→ TRECHO DO TEXTO:
§ §
Em um referendo que será realizado pela Venezuela neste domingo (3), a população será consultada sobre o apoio à anexação da área disputada. Segundo Lula, esse referendo promovido pelo governo venezuelano de Nicolás Maduro é uma tentativa de fortalecer a posição do país na disputa.
A região de Essequibo, objeto da disputa, representa 75% do território guianês e tem sido reivindicada pela Venezuela desde o século XIX. Apesar de defender uma solução diplomática, o Brasil tem aumentado a presença de militares em suas fronteiras com ambos os países devido à tensão crescente.
A Guiana controla efetivamente a área em questão desde a demarcação da fronteira em 1905, enquanto a Venezuela defende que o limite seja o Rio Essequibo, alegando que a fronteira atual foi definida de forma fraudulenta em 1899. Além disso, a área em disputa inclui parte do campo de Stabroek, cujas reservas de petróleo estimadas em cerca de 11 bilhões de barris são exploradas em parceria com empresas como ExxonMobil e CNOOC.
§ §
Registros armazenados
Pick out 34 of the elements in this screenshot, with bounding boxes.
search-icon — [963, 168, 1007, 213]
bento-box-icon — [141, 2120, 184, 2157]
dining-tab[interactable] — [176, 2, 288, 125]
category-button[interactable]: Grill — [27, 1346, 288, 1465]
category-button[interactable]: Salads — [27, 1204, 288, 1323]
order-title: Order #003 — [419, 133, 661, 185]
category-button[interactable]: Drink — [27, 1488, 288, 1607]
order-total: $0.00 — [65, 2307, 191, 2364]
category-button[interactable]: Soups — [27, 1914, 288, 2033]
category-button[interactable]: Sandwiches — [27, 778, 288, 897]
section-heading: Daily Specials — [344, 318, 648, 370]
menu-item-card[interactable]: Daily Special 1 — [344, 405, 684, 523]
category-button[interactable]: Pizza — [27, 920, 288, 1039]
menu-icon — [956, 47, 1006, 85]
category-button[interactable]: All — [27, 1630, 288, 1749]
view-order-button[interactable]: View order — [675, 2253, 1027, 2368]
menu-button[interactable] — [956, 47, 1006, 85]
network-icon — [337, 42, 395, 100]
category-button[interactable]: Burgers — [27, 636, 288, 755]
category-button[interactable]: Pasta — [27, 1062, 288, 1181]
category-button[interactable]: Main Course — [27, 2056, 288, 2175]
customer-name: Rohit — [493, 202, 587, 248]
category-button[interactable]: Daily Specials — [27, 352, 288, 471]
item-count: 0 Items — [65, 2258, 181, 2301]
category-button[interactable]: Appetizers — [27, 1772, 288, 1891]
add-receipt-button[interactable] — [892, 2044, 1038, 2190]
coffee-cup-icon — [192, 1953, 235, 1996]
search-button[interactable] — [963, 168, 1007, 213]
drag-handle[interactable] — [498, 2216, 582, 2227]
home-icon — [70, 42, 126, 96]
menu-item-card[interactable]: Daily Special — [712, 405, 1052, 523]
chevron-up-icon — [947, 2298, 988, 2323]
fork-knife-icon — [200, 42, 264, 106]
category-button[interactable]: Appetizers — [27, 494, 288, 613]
§ §
→ SOBRE A TAREFA:
Imprima o trecho sobre a disputa pelo Essequibo inteiro, sem alterar nenhuma palavra. As linhas registradas não serão necessárias.

→ SOLUÇÃO DA TAREFA:
Em um referendo que será realizado pela Venezuela neste domingo (3), a população será consultada sobre o apoio à anexação da área disputada. Segundo Lula, esse referendo promovido pelo governo venezuelano de Nicolás Maduro é uma tentativa de fortalecer a posição do país na disputa.
A região de Essequibo, objeto da disputa, representa 75% do território guianês e tem sido reivindicada pela Venezuela desde o século XIX. Apesar de defender uma solução diplomática, o Brasil tem aumentado a presença de militares em suas fronteiras com ambos os países devido à tensão crescente.
A Guiana controla efetivamente a área em questão desde a demarcação da fronteira em 1905, enquanto a Venezuela defende que o limite seja o Rio Essequibo, alegando que a fronteira atual foi definida de forma fraudulenta em 1899. Além disso, a área em disputa inclui parte do campo de Stabroek, cujas reservas de petróleo estimadas em cerca de 11 bilhões de barris são exploradas em parceria com empresas como ExxonMobil e CNOOC.